Work to do. Gather every line of the entries that includes the word "range".

»»

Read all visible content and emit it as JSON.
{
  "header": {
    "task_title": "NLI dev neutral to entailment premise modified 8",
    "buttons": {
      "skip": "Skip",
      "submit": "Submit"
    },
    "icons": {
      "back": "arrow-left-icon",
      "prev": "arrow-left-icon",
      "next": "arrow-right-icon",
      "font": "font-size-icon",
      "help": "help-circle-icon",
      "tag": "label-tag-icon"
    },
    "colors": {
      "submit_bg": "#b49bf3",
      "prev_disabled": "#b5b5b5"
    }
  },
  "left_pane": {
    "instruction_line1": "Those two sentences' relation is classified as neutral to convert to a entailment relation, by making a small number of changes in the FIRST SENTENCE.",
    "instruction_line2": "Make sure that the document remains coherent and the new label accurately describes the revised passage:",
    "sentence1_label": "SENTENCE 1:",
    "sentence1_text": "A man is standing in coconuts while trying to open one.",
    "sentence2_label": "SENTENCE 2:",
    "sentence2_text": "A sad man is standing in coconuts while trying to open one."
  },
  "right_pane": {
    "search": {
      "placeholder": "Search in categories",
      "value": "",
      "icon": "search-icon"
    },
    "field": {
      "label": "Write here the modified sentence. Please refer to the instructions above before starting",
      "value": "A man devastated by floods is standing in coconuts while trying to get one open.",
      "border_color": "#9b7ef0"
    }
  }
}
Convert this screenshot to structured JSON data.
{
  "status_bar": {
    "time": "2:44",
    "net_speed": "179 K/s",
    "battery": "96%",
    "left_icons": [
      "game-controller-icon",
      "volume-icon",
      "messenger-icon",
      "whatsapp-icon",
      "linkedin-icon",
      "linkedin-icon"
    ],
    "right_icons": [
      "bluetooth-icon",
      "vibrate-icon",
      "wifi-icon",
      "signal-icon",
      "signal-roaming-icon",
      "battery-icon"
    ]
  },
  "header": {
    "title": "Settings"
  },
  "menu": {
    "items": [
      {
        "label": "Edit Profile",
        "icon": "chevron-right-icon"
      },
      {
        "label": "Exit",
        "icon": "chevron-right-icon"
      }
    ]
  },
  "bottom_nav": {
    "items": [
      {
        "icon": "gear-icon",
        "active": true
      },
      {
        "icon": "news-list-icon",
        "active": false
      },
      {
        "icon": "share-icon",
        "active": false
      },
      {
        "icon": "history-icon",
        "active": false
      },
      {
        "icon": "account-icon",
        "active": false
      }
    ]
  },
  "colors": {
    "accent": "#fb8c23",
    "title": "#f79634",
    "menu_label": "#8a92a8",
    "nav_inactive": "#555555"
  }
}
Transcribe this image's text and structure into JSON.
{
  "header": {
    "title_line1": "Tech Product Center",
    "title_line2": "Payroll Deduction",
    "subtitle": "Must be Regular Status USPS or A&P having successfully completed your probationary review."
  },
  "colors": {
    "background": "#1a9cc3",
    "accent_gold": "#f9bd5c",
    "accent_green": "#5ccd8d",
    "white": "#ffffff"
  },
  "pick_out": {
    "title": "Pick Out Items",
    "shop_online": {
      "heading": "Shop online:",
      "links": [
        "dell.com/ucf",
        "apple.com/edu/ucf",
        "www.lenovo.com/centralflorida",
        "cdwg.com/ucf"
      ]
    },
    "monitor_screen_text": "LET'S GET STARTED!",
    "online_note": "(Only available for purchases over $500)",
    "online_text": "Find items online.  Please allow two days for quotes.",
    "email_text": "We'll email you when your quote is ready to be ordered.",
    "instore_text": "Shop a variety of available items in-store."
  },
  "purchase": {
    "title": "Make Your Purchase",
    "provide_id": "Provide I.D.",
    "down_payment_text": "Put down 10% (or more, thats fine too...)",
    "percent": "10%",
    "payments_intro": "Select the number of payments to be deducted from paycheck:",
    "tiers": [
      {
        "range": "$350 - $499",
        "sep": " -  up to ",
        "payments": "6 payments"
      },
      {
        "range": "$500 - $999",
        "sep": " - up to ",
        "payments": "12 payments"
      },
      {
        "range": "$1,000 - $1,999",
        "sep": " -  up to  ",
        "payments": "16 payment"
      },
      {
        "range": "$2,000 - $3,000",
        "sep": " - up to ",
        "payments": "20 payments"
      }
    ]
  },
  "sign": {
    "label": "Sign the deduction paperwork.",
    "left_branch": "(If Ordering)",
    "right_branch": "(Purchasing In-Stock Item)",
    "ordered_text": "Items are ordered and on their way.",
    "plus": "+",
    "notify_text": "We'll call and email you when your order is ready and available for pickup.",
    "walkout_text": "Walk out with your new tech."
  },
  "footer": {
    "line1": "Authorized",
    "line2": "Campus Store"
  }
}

««

Full solution.
        "range": "$350 - $499",
        "range": "$500 - $999",
        "range": "$1,000 - $1,999",
        "range": "$2,000 - $3,000",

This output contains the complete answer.